[Figure content listings]
============================================================

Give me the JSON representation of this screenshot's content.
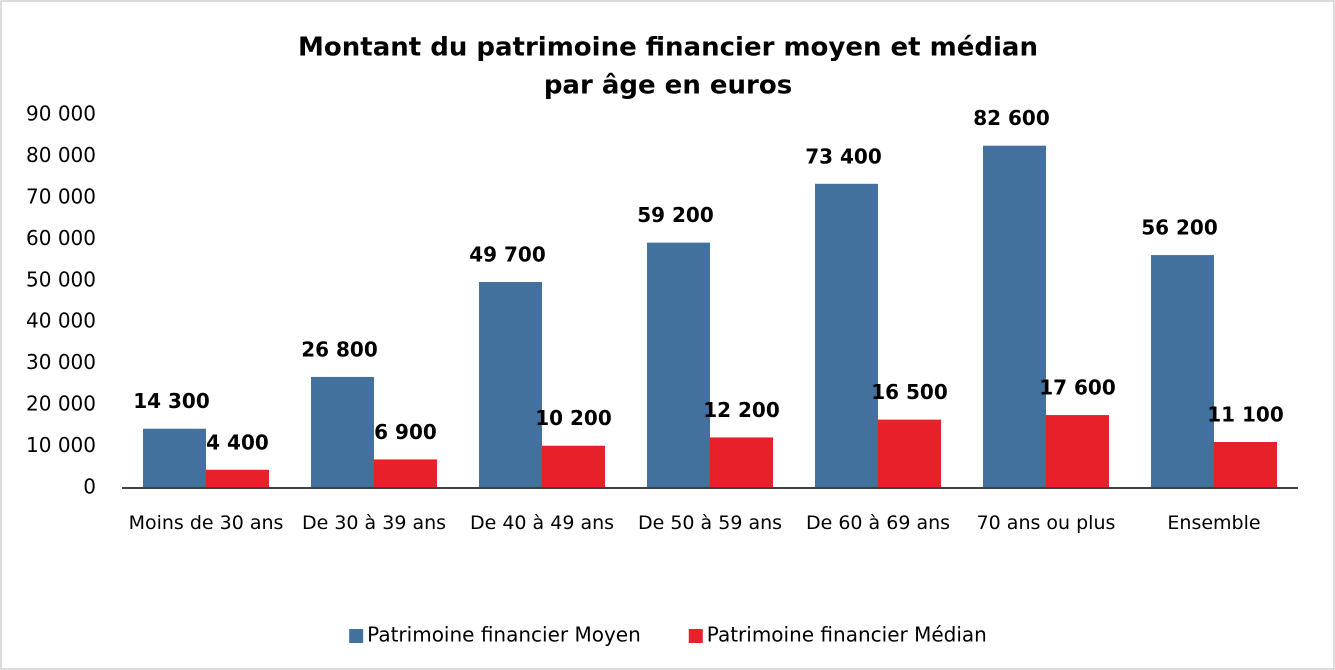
{
  "chart_data": {
    "type": "bar",
    "title": [
      "Montant du patrimoine financier moyen et médian",
      "par âge en euros"
    ],
    "categories": [
      "Moins de 30 ans",
      "De 30 à 39 ans",
      "De 40 à 49 ans",
      "De 50 à 59 ans",
      "De 60 à 69 ans",
      "70 ans ou plus",
      "Ensemble"
    ],
    "series": [
      {
        "name": "Patrimoine financier Moyen",
        "color": "#41719c",
        "values": [
          14300,
          26800,
          49700,
          59200,
          73400,
          82600,
          56200
        ],
        "value_labels": [
          "14 300",
          "26 800",
          "49 700",
          "59 200",
          "73 400",
          "82 600",
          "56 200"
        ]
      },
      {
        "name": "Patrimoine financier Médian",
        "color": "#e8202a",
        "values": [
          4400,
          6900,
          10200,
          12200,
          16500,
          17600,
          11100
        ],
        "value_labels": [
          "4 400",
          "6 900",
          "10 200",
          "12 200",
          "16 500",
          "17 600",
          "11 100"
        ]
      }
    ],
    "ylim": [
      0,
      90000
    ],
    "yticks": [
      0,
      {
        "value": 10000,
        "label": "10 000"
      },
      {
        "value": 20000,
        "label": "20 000"
      },
      {
        "value": 30000,
        "label": "30 000"
      },
      {
        "value": 40000,
        "label": "40 000"
      },
      {
        "value": 50000,
        "label": "50 000"
      },
      {
        "value": 60000,
        "label": "60 000"
      },
      {
        "value": 70000,
        "label": "70 000"
      },
      {
        "value": 80000,
        "label": "80 000"
      },
      {
        "value": 90000,
        "label": "90 000"
      }
    ],
    "grid": false,
    "legend": "bottom"
  }
}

============================================================

Exercise instructions
Nothing but a number is needed here: how many lines hold the string "name"?

Written solution
2